## START
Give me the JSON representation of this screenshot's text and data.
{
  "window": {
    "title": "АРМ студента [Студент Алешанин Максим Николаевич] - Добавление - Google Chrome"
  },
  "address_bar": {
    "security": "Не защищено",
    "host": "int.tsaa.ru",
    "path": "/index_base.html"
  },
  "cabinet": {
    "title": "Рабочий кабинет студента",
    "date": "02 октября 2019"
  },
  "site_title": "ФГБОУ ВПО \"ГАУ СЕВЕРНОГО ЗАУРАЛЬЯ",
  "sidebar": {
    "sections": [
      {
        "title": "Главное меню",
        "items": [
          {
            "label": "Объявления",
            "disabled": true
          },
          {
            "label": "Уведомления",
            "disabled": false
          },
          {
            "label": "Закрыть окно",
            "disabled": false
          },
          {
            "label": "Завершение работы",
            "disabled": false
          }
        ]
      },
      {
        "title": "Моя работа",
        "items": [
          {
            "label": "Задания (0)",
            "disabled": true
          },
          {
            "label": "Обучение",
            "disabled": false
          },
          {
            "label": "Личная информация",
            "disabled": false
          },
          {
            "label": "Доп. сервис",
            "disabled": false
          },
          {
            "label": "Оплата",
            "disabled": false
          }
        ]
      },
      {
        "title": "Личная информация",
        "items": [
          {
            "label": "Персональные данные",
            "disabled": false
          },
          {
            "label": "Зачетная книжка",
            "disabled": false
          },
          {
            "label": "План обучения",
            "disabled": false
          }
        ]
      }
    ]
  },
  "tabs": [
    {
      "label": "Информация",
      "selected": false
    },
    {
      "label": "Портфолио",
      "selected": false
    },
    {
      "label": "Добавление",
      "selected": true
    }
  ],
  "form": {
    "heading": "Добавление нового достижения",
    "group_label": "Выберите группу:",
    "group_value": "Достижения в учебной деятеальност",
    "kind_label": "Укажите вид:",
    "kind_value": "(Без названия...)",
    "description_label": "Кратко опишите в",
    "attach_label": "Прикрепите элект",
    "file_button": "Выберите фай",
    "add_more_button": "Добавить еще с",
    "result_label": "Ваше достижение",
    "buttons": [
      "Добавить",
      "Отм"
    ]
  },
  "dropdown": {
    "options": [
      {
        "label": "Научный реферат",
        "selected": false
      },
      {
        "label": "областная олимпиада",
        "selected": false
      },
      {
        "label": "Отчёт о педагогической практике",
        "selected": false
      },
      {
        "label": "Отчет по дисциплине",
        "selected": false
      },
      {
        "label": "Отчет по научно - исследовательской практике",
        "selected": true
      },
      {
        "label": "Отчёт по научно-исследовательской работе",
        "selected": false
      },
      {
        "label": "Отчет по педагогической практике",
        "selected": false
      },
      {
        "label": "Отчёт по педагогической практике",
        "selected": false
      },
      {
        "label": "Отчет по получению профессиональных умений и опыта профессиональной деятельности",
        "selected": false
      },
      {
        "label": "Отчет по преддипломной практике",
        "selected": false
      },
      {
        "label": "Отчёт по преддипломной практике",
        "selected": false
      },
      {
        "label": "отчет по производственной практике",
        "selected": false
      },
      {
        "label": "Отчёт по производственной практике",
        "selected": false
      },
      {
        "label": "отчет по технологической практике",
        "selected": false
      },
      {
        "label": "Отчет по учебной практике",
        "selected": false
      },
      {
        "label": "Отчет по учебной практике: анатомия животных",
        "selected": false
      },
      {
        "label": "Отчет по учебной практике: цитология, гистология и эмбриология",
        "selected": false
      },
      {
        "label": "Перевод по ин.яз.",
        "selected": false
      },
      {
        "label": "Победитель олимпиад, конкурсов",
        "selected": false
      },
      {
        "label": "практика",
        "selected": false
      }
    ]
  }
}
## END
## Problem
Output every entry shown above, exactly.

## Correct result
Give me the JSON representation of this screenshot's text and data.
{
  "window": {
    "title": "АРМ студента [Студент Алешанин Максим Николаевич] - Добавление - Google Chrome"
  },
  "address_bar": {
    "security": "Не защищено",
    "host": "int.tsaa.ru",
    "path": "/index_base.html"
  },
  "cabinet": {
    "title": "Рабочий кабинет студента",
    "date": "02 октября 2019"
  },
  "site_title": "ФГБОУ ВПО \"ГАУ СЕВЕРНОГО ЗАУРАЛЬЯ",
  "sidebar": {
    "sections": [
      {
        "title": "Главное меню",
        "items": [
          {
            "label": "Объявления",
            "disabled": true
          },
          {
            "label": "Уведомления",
            "disabled": false
          },
          {
            "label": "Закрыть окно",
            "disabled": false
          },
          {
            "label": "Завершение работы",
            "disabled": false
          }
        ]
      },
      {
        "title": "Моя работа",
        "items": [
          {
            "label": "Задания (0)",
            "disabled": true
          },
          {
            "label": "Обучение",
            "disabled": false
          },
          {
            "label": "Личная информация",
            "disabled": false
          },
          {
            "label": "Доп. сервис",
            "disabled": false
          },
          {
            "label": "Оплата",
            "disabled": false
          }
        ]
      },
      {
        "title": "Личная информация",
        "items": [
          {
            "label": "Персональные данные",
            "disabled": false
          },
          {
            "label": "Зачетная книжка",
            "disabled": false
          },
          {
            "label": "План обучения",
            "disabled": false
          }
        ]
      }
    ]
  },
  "tabs": [
    {
      "label": "Информация",
      "selected": false
    },
    {
      "label": "Портфолио",
      "selected": false
    },
    {
      "label": "Добавление",
      "selected": true
    }
  ],
  "form": {
    "heading": "Добавление нового достижения",
    "group_label": "Выберите группу:",
    "group_value": "Достижения в учебной деятеальност",
    "kind_label": "Укажите вид:",
    "kind_value": "(Без названия...)",
    "description_label": "Кратко опишите в",
    "attach_label": "Прикрепите элект",
    "file_button": "Выберите фай",
    "add_more_button": "Добавить еще с",
    "result_label": "Ваше достижение",
    "buttons": [
      "Добавить",
      "Отм"
    ]
  },
  "dropdown": {
    "options": [
      {
        "label": "Научный реферат",
        "selected": false
      },
      {
        "label": "областная олимпиада",
        "selected": false
      },
      {
        "label": "Отчёт о педагогической практике",
        "selected": false
      },
      {
        "label": "Отчет по дисциплине",
        "selected": false
      },
      {
        "label": "Отчет по научно - исследовательской практике",
        "selected": true
      },
      {
        "label": "Отчёт по научно-исследовательской работе",
        "selected": false
      },
      {
        "label": "Отчет по педагогической практике",
        "selected": false
      },
      {
        "label": "Отчёт по педагогической практике",
        "selected": false
      },
      {
        "label": "Отчет по получению профессиональных умений и опыта профессиональной деятельности",
        "selected": false
      },
      {
        "label": "Отчет по преддипломной практике",
        "selected": false
      },
      {
        "label": "Отчёт по преддипломной практике",
        "selected": false
      },
      {
        "label": "отчет по производственной практике",
        "selected": false
      },
      {
        "label": "Отчёт по производственной практике",
        "selected": false
      },
      {
        "label": "отчет по технологической практике",
        "selected": false
      },
      {
        "label": "Отчет по учебной практике",
        "selected": false
      },
      {
        "label": "Отчет по учебной практике: анатомия животных",
        "selected": false
      },
      {
        "label": "Отчет по учебной практике: цитология, гистология и эмбриология",
        "selected": false
      },
      {
        "label": "Перевод по ин.яз.",
        "selected": false
      },
      {
        "label": "Победитель олимпиад, конкурсов",
        "selected": false
      },
      {
        "label": "практика",
        "selected": false
      }
    ]
  }
}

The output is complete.